Throughout the present text, when a range is indicated, the end values are included. In addition, all the integer values and sub-ranges in a numerical range are expressly included as if explicitly written. Also throughout the present text, the content values are in percentages, unless explicitly specified otherwise (for example, in ppm). Similarly, also throughout the present text, all the content values in percentages are by weight, i.e. expressed relative to the total weight of the glass.

Other features and advantages of the invention will become more clearly apparent on reading the following description, examples and figures, in which:

FIG. 1 shows a schematic of the device according to the invention;

FIG. 2 is a variant embodiment of the device in FIG. 1;

FIG. 3 is a variant embodiment of the device in FIG. 1;

FIG. 4 is a variant embodiment of the device in FIG. 2;

FIG. 5 is a variant embodiment of the device in FIG. 3;

FIG. 6 is a variant embodiment of the device in FIG. 1;

FIG. 7 is a variant embodiment of the device in FIG. 1; and

FIG. 8 is a variant embodiment of the device in FIG. 2.

The assembly according to the invention, illustrated in FIG. 1(a), comprises:

• • a glass sheet V1 having two major faces f1 and f2, the face f1 being that via which the incident radiation penetrates into the assembly and said sheet V1 being transparent to said incident radiation ϕ1; and
  • a functional layer F covering the face f2 of the sheet V1 and comprising a matrix in which are dispersed luminescent elements (LE) capable of absorbing said incident radiation ϕ1 of wavelength λ1 and of re-emitting it with a wavelength λ2 longer than λ1 and comprised between 800 and 1400 nm.

The assembly according to the invention illustrated in FIG. 1 comprises two external major faces f1 and f3 and secondary faces corresponding to the edge faces of the assembly and that have a significantly smaller area than the area of said major faces f1 and f3.

The glass sheet V1 according to the invention is transparent to the incident radiation ϕ1 of wavelength λ1. By transparent to the incident radiation ϕ1, what is meant according to the invention is that the glass sheet has a transmittance at the wavelength λ1 higher than 10%.

The glass sheet V1 may be a glass sheet obtained by a float process, a drawing process, or a rolling process or any other known process for manufacturing a glass sheet from a molten glass composition. Preferably, the glass sheet V1 is a float glass sheet. The glass sheet V1 may have a thickness varying between 0.1 and 25 mm. Advantageously the glass sheet V1 according to the invention may have a thickness between 4 and 12 mm. The glass sheet V1 according to the invention is made of glass possibly belonging to various categories in terms of base composition. The glass can thus be a glass of soda-lime-silica, aluminosilicate or borosilicate type, and the like. Preferably, the base composition of the glass sheet V1 comprises, in a content expressed in percentage by total weight of glass:

SiO2  55-85%
Al2O3 0-30%
B2O3  0-20%
Na2O  0-25%
CaO   0-20%
MgO   0-15%
K2O   0-20%
BaO   0-20%.

Records supplied.
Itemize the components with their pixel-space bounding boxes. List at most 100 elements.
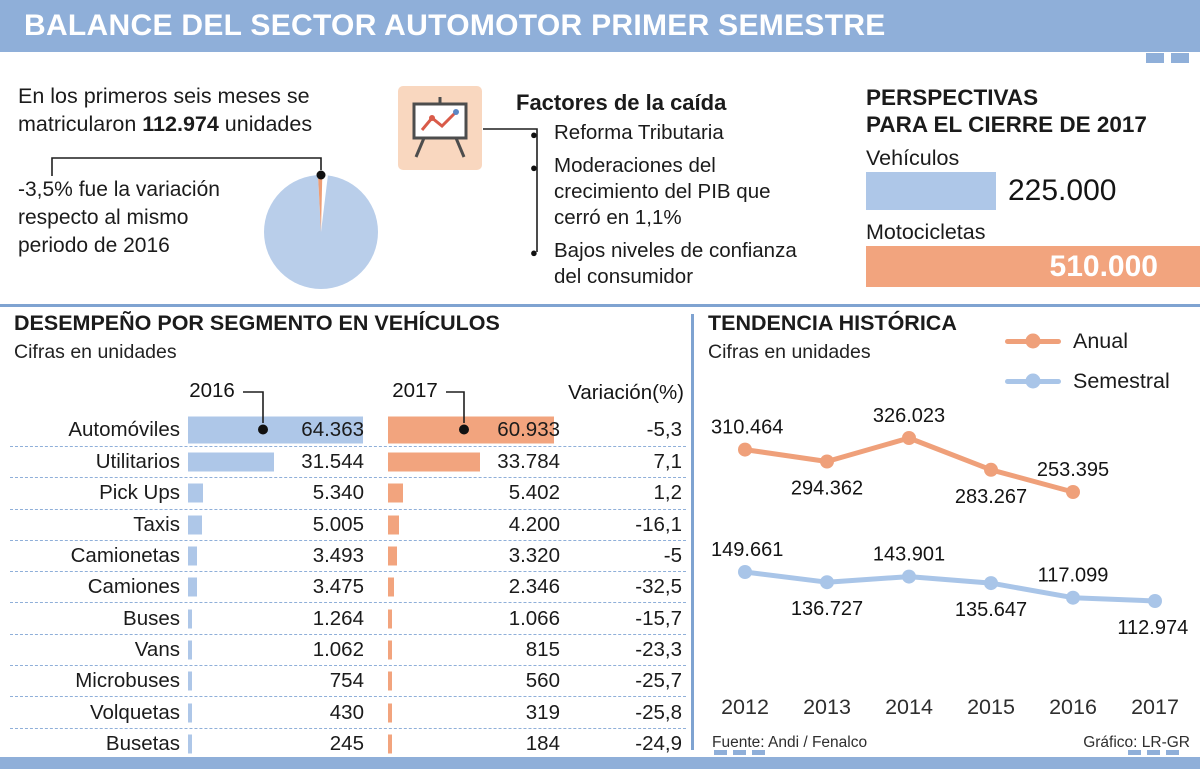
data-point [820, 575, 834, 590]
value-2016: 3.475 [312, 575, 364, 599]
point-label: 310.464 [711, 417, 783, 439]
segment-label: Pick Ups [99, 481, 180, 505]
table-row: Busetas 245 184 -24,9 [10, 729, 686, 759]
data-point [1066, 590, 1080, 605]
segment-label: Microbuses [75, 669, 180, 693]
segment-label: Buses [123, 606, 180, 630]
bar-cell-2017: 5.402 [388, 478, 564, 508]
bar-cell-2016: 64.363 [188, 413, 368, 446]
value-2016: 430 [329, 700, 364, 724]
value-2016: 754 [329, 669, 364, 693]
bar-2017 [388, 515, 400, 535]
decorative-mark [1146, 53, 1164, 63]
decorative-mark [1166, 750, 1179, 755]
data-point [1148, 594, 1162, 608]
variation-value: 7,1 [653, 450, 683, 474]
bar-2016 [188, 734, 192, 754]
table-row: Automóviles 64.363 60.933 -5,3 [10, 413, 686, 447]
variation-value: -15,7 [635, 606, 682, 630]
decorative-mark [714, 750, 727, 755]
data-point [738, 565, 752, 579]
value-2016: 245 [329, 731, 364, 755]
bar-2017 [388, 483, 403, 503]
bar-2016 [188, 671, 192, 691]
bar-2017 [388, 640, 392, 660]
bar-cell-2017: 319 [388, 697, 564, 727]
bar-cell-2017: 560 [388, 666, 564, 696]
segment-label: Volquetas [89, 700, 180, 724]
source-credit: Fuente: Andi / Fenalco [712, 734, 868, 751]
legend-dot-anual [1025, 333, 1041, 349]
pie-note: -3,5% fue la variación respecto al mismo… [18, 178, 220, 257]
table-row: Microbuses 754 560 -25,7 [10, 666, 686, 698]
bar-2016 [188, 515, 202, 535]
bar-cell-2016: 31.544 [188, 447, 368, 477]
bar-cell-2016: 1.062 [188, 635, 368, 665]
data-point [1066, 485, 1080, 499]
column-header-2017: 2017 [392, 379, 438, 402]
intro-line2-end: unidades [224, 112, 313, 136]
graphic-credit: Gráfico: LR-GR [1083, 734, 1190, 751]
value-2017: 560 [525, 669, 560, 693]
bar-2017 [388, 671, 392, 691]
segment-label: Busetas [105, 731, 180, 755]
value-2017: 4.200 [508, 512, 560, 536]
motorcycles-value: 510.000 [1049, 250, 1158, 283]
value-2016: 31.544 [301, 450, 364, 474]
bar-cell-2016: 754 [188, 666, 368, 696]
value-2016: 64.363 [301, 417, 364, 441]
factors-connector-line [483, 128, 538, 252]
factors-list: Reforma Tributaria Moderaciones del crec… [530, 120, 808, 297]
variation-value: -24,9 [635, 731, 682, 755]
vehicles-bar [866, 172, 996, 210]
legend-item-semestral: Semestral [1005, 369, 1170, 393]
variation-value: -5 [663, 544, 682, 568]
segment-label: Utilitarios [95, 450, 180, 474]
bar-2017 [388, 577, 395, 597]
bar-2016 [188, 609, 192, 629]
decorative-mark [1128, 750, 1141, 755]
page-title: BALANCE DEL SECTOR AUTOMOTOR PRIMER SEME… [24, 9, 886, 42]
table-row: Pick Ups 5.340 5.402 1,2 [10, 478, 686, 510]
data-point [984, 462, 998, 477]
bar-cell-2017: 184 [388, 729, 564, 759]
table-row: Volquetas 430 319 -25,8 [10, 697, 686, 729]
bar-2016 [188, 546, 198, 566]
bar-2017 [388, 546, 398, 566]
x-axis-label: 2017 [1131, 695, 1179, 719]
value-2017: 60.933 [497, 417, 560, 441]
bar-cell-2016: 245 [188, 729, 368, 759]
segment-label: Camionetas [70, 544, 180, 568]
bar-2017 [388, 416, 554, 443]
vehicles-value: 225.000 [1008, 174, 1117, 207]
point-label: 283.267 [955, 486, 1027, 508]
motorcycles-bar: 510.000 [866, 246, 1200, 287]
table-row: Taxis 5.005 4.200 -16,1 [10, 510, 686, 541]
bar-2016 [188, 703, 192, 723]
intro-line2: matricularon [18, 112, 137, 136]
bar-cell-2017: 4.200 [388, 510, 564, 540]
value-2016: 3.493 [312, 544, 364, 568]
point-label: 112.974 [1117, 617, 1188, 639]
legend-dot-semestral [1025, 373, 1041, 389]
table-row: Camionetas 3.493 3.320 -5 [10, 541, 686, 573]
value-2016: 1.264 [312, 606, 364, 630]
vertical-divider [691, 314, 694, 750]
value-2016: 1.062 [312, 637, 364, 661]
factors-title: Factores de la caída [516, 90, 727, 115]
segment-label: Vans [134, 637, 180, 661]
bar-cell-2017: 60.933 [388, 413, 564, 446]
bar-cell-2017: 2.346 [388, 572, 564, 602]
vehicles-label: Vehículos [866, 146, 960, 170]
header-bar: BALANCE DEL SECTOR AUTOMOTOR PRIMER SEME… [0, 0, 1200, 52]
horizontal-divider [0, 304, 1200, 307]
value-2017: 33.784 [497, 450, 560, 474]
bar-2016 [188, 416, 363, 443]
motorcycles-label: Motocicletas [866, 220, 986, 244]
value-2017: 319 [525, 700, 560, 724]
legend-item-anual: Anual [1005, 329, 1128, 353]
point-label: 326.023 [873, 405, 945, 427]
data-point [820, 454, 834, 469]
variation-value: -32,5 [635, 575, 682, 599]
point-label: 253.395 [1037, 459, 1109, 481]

--

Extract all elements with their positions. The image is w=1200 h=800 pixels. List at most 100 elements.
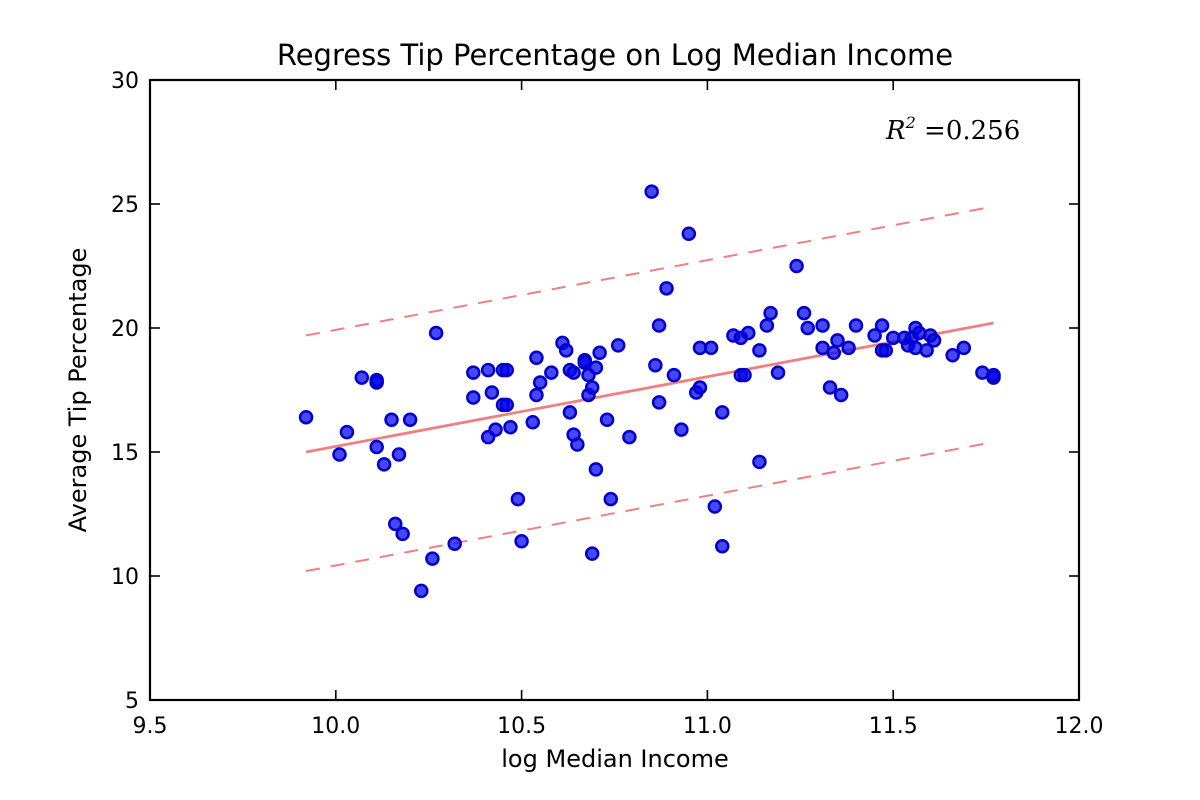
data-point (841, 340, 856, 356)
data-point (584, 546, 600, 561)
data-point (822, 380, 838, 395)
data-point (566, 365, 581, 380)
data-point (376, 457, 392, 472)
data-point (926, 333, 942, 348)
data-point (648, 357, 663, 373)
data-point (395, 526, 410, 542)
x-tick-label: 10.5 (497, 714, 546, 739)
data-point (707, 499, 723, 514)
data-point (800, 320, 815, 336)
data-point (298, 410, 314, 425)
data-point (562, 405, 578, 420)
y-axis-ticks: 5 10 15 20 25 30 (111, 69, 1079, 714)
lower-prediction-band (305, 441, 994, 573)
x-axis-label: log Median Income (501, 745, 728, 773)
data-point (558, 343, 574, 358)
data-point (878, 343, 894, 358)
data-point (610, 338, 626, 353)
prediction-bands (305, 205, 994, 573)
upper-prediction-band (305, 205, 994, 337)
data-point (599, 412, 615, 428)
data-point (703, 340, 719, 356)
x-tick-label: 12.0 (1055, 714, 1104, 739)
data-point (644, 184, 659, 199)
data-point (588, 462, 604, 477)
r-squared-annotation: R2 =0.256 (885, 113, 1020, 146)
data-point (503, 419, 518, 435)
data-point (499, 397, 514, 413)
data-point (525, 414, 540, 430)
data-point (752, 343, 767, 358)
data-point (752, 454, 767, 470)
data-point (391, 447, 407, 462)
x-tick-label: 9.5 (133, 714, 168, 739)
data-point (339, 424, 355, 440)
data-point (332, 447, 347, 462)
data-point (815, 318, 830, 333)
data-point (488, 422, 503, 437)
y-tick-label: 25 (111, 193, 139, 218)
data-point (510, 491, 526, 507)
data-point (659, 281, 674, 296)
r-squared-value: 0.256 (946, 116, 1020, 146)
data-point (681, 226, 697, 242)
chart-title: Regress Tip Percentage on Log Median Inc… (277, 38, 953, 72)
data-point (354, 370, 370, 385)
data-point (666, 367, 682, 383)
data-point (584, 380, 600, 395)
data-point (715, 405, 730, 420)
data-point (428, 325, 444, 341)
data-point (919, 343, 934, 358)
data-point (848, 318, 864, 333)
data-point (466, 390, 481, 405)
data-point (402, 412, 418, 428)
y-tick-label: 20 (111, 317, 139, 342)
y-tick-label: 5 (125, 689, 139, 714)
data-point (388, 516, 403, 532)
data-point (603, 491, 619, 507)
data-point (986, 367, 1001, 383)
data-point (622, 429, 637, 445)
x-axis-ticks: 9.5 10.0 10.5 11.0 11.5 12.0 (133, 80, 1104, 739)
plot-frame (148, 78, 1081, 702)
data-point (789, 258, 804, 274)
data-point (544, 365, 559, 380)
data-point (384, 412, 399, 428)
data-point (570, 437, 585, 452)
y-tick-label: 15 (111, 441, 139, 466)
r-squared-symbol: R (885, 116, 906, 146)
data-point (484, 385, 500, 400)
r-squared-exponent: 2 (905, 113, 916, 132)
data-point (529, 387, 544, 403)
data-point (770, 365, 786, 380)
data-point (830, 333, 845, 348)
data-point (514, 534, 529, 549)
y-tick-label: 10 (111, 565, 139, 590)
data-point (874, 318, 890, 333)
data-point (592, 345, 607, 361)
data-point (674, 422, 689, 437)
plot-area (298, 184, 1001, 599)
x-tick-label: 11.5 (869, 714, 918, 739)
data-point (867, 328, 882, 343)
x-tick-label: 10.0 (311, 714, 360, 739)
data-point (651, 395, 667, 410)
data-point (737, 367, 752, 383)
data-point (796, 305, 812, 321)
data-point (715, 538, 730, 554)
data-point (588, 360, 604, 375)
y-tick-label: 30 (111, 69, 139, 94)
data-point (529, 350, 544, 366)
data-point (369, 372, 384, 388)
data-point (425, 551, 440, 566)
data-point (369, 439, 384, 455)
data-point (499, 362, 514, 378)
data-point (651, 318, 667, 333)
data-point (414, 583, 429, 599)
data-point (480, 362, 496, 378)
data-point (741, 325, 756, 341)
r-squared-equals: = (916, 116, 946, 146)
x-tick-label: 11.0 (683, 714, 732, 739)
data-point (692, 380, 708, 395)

Problem requirements. Copy out word for word the part of the glass sheet passage from "The assembly according to the invention, illustrated" up to and including "and 1400 nm.".

Answer to this task.
The assembly according to the invention, illustrated in FIG. 1(a), comprises:

• • a glass sheet V1 having two major faces f1 and f2, the face f1 being that via which the incident radiation penetrates into the assembly and said sheet V1 being transparent to said incident radiation ϕ1; and
  • a functional layer F covering the face f2 of the sheet V1 and comprising a matrix in which are dispersed luminescent elements (LE) capable of absorbing said incident radiation ϕ1 of wavelength λ1 and of re-emitting it with a wavelength λ2 longer than λ1 and comprised between 800 and 1400 nm.